### Required task
Copy out all of the data exactly as it appears.
--- Extracted records ---
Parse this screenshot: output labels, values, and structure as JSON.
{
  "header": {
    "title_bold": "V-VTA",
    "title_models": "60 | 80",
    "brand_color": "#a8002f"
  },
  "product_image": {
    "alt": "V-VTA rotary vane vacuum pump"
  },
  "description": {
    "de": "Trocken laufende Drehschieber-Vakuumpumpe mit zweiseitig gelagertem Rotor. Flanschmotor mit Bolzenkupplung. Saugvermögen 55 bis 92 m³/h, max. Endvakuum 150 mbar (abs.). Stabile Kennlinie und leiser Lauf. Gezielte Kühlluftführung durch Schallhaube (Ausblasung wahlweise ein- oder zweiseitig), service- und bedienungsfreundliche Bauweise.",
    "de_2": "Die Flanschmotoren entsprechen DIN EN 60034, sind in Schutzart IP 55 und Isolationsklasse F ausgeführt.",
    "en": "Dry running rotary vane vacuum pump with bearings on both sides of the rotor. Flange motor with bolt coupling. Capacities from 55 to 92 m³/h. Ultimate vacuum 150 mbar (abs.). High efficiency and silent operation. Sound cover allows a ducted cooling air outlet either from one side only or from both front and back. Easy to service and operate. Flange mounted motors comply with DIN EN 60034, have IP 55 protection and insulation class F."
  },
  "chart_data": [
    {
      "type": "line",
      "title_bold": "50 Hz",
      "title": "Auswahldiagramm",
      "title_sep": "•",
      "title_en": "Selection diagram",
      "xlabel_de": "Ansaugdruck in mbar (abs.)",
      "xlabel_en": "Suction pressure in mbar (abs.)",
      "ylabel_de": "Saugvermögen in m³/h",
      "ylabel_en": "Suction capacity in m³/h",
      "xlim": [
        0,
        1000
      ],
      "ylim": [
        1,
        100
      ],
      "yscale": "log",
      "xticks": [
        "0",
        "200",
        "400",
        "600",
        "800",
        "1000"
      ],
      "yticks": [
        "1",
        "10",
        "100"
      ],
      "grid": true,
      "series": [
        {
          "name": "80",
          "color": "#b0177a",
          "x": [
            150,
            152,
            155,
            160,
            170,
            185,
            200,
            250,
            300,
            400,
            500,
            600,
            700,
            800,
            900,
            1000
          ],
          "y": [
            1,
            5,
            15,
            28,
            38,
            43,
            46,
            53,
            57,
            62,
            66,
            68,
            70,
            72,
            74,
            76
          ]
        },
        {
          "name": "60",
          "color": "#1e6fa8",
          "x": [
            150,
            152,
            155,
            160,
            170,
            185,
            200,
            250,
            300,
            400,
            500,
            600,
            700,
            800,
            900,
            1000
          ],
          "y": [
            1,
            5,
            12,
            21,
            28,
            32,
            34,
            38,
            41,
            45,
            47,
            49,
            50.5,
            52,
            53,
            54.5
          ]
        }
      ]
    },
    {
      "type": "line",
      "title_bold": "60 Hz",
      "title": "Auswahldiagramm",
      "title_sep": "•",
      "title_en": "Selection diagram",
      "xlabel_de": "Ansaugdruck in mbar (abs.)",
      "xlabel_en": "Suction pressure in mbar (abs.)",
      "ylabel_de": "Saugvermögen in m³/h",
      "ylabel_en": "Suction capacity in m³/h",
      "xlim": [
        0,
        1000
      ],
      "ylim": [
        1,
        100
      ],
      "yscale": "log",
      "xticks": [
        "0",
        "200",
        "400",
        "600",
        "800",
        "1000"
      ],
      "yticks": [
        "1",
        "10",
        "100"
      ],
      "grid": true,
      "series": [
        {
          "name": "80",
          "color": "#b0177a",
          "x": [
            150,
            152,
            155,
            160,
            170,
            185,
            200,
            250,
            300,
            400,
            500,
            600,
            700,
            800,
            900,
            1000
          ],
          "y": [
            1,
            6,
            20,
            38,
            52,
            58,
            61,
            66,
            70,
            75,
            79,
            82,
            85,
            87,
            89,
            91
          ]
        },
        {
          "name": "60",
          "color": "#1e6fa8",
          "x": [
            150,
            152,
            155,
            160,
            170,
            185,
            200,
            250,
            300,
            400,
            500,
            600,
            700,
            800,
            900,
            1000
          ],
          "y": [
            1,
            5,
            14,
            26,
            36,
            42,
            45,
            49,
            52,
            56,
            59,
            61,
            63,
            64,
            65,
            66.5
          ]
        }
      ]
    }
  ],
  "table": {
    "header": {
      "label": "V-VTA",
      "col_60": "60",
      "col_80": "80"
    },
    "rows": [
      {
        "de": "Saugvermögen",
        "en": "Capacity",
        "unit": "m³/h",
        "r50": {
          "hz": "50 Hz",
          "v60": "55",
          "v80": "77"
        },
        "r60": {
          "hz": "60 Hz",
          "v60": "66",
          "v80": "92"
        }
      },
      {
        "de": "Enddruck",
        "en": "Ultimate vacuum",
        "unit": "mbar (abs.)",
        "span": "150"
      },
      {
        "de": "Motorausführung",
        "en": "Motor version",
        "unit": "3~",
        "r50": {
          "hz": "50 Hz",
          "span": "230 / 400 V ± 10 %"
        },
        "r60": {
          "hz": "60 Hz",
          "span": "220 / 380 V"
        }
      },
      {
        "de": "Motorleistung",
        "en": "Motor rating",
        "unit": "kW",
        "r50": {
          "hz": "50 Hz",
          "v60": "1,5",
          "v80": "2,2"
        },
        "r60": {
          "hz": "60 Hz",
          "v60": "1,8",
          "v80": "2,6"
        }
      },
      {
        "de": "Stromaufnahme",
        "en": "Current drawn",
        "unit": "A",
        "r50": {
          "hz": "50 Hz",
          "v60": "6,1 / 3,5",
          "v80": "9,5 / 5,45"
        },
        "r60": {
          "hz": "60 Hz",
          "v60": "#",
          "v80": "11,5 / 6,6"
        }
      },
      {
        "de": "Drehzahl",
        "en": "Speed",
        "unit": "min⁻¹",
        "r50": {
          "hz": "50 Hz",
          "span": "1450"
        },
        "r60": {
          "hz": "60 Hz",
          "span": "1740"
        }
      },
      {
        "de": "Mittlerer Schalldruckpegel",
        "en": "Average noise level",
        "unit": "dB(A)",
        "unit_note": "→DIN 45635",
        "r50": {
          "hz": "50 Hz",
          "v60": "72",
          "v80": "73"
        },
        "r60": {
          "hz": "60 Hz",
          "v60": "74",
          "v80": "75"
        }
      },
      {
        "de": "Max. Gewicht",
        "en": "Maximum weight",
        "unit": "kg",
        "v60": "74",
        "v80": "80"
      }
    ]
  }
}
---
### Output for this exercise
Parse this screenshot: output labels, values, and structure as JSON.
{
  "header": {
    "title_bold": "V-VTA",
    "title_models": "60 | 80",
    "brand_color": "#a8002f"
  },
  "product_image": {
    "alt": "V-VTA rotary vane vacuum pump"
  },
  "description": {
    "de": "Trocken laufende Drehschieber-Vakuumpumpe mit zweiseitig gelagertem Rotor. Flanschmotor mit Bolzenkupplung. Saugvermögen 55 bis 92 m³/h, max. Endvakuum 150 mbar (abs.). Stabile Kennlinie und leiser Lauf. Gezielte Kühlluftführung durch Schallhaube (Ausblasung wahlweise ein- oder zweiseitig), service- und bedienungsfreundliche Bauweise.",
    "de_2": "Die Flanschmotoren entsprechen DIN EN 60034, sind in Schutzart IP 55 und Isolationsklasse F ausgeführt.",
    "en": "Dry running rotary vane vacuum pump with bearings on both sides of the rotor. Flange motor with bolt coupling. Capacities from 55 to 92 m³/h. Ultimate vacuum 150 mbar (abs.). High efficiency and silent operation. Sound cover allows a ducted cooling air outlet either from one side only or from both front and back. Easy to service and operate. Flange mounted motors comply with DIN EN 60034, have IP 55 protection and insulation class F."
  },
  "chart_data": [
    {
      "type": "line",
      "title_bold": "50 Hz",
      "title": "Auswahldiagramm",
      "title_sep": "•",
      "title_en": "Selection diagram",
      "xlabel_de": "Ansaugdruck in mbar (abs.)",
      "xlabel_en": "Suction pressure in mbar (abs.)",
      "ylabel_de": "Saugvermögen in m³/h",
      "ylabel_en": "Suction capacity in m³/h",
      "xlim": [
        0,
        1000
      ],
      "ylim": [
        1,
        100
      ],
      "yscale": "log",
      "xticks": [
        "0",
        "200",
        "400",
        "600",
        "800",
        "1000"
      ],
      "yticks": [
        "1",
        "10",
        "100"
      ],
      "grid": true,
      "series": [
        {
          "name": "80",
          "color": "#b0177a",
          "x": [
            150,
            152,
            155,
            160,
            170,
            185,
            200,
            250,
            300,
            400,
            500,
            600,
            700,
            800,
            900,
            1000
          ],
          "y": [
            1,
            5,
            15,
            28,
            38,
            43,
            46,
            53,
            57,
            62,
            66,
            68,
            70,
            72,
            74,
            76
          ]
        },
        {
          "name": "60",
          "color": "#1e6fa8",
          "x": [
            150,
            152,
            155,
            160,
            170,
            185,
            200,
            250,
            300,
            400,
            500,
            600,
            700,
            800,
            900,
            1000
          ],
          "y": [
            1,
            5,
            12,
            21,
            28,
            32,
            34,
            38,
            41,
            45,
            47,
            49,
            50.5,
            52,
            53,
            54.5
          ]
        }
      ]
    },
    {
      "type": "line",
      "title_bold": "60 Hz",
      "title": "Auswahldiagramm",
      "title_sep": "•",
      "title_en": "Selection diagram",
      "xlabel_de": "Ansaugdruck in mbar (abs.)",
      "xlabel_en": "Suction pressure in mbar (abs.)",
      "ylabel_de": "Saugvermögen in m³/h",
      "ylabel_en": "Suction capacity in m³/h",
      "xlim": [
        0,
        1000
      ],
      "ylim": [
        1,
        100
      ],
      "yscale": "log",
      "xticks": [
        "0",
        "200",
        "400",
        "600",
        "800",
        "1000"
      ],
      "yticks": [
        "1",
        "10",
        "100"
      ],
      "grid": true,
      "series": [
        {
          "name": "80",
          "color": "#b0177a",
          "x": [
            150,
            152,
            155,
            160,
            170,
            185,
            200,
            250,
            300,
            400,
            500,
            600,
            700,
            800,
            900,
            1000
          ],
          "y": [
            1,
            6,
            20,
            38,
            52,
            58,
            61,
            66,
            70,
            75,
            79,
            82,
            85,
            87,
            89,
            91
          ]
        },
        {
          "name": "60",
          "color": "#1e6fa8",
          "x": [
            150,
            152,
            155,
            160,
            170,
            185,
            200,
            250,
            300,
            400,
            500,
            600,
            700,
            800,
            900,
            1000
          ],
          "y": [
            1,
            5,
            14,
            26,
            36,
            42,
            45,
            49,
            52,
            56,
            59,
            61,
            63,
            64,
            65,
            66.5
          ]
        }
      ]
    }
  ],
  "table": {
    "header": {
      "label": "V-VTA",
      "col_60": "60",
      "col_80": "80"
    },
    "rows": [
      {
        "de": "Saugvermögen",
        "en": "Capacity",
        "unit": "m³/h",
        "r50": {
          "hz": "50 Hz",
          "v60": "55",
          "v80": "77"
        },
        "r60": {
          "hz": "60 Hz",
          "v60": "66",
          "v80": "92"
        }
      },
      {
        "de": "Enddruck",
        "en": "Ultimate vacuum",
        "unit": "mbar (abs.)",
        "span": "150"
      },
      {
        "de": "Motorausführung",
        "en": "Motor version",
        "unit": "3~",
        "r50": {
          "hz": "50 Hz",
          "span": "230 / 400 V ± 10 %"
        },
        "r60": {
          "hz": "60 Hz",
          "span": "220 / 380 V"
        }
      },
      {
        "de": "Motorleistung",
        "en": "Motor rating",
        "unit": "kW",
        "r50": {
          "hz": "50 Hz",
          "v60": "1,5",
          "v80": "2,2"
        },
        "r60": {
          "hz": "60 Hz",
          "v60": "1,8",
          "v80": "2,6"
        }
      },
      {
        "de": "Stromaufnahme",
        "en": "Current drawn",
        "unit": "A",
        "r50": {
          "hz": "50 Hz",
          "v60": "6,1 / 3,5",
          "v80": "9,5 / 5,45"
        },
        "r60": {
          "hz": "60 Hz",
          "v60": "#",
          "v80": "11,5 / 6,6"
        }
      },
      {
        "de": "Drehzahl",
        "en": "Speed",
        "unit": "min⁻¹",
        "r50": {
          "hz": "50 Hz",
          "span": "1450"
        },
        "r60": {
          "hz": "60 Hz",
          "span": "1740"
        }
      },
      {
        "de": "Mittlerer Schalldruckpegel",
        "en": "Average noise level",
        "unit": "dB(A)",
        "unit_note": "→DIN 45635",
        "r50": {
          "hz": "50 Hz",
          "v60": "72",
          "v80": "73"
        },
        "r60": {
          "hz": "60 Hz",
          "v60": "74",
          "v80": "75"
        }
      },
      {
        "de": "Max. Gewicht",
        "en": "Maximum weight",
        "unit": "kg",
        "v60": "74",
        "v80": "80"
      }
    ]
  }
}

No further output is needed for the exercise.